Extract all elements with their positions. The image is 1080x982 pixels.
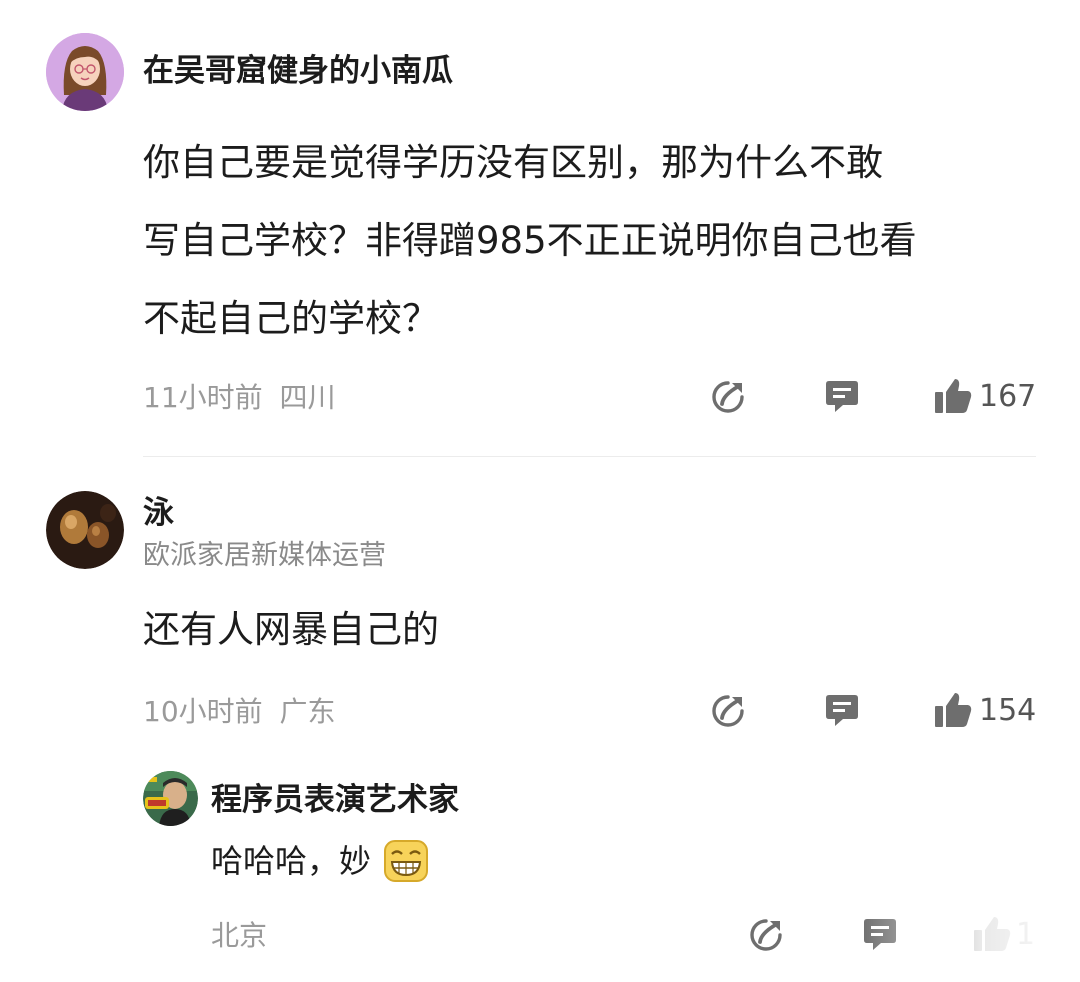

· · · · · · ·

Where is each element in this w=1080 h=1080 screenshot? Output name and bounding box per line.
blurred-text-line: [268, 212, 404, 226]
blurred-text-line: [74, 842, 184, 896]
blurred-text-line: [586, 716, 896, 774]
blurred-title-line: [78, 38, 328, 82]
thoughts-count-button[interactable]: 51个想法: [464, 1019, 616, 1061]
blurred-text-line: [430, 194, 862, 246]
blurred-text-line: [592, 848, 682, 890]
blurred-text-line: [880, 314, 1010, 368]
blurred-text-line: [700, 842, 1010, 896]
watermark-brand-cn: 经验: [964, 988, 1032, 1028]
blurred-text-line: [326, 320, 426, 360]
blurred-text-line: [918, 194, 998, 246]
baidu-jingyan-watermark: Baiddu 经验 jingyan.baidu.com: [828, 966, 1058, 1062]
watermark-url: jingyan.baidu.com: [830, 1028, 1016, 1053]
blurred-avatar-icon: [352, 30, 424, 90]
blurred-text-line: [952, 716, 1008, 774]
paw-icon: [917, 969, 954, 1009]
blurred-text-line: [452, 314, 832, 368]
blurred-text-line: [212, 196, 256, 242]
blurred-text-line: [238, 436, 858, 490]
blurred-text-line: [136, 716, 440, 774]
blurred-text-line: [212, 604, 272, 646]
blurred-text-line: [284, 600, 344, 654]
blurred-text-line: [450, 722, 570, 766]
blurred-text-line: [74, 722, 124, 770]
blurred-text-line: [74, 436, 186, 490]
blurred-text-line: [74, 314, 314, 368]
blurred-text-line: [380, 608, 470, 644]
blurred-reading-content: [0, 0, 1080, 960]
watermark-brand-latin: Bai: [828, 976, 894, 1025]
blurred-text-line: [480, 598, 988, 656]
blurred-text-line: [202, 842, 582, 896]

· · · · · · ·

## INSTRUCTION
Set down, unchanged, the lines of the records from the one holding "Where is each" through the one holding "blurred-text-line: [452, 314, 832, 368]", inclusive.

## ANSWER FOR THE TASK
Where is each element in this w=1080 h=1080 screenshot? Output name and bounding box per line.
blurred-text-line: [268, 212, 404, 226]
blurred-text-line: [74, 842, 184, 896]
blurred-text-line: [586, 716, 896, 774]
blurred-title-line: [78, 38, 328, 82]
thoughts-count-button[interactable]: 51个想法: [464, 1019, 616, 1061]
blurred-text-line: [430, 194, 862, 246]
blurred-text-line: [592, 848, 682, 890]
blurred-text-line: [880, 314, 1010, 368]
blurred-text-line: [700, 842, 1010, 896]
watermark-brand-cn: 经验: [964, 988, 1032, 1028]
blurred-text-line: [326, 320, 426, 360]
blurred-text-line: [918, 194, 998, 246]
baidu-jingyan-watermark: Baiddu 经验 jingyan.baidu.com: [828, 966, 1058, 1062]
watermark-url: jingyan.baidu.com: [830, 1028, 1016, 1053]
blurred-avatar-icon: [352, 30, 424, 90]
blurred-text-line: [952, 716, 1008, 774]
paw-icon: [917, 969, 954, 1009]
blurred-text-line: [452, 314, 832, 368]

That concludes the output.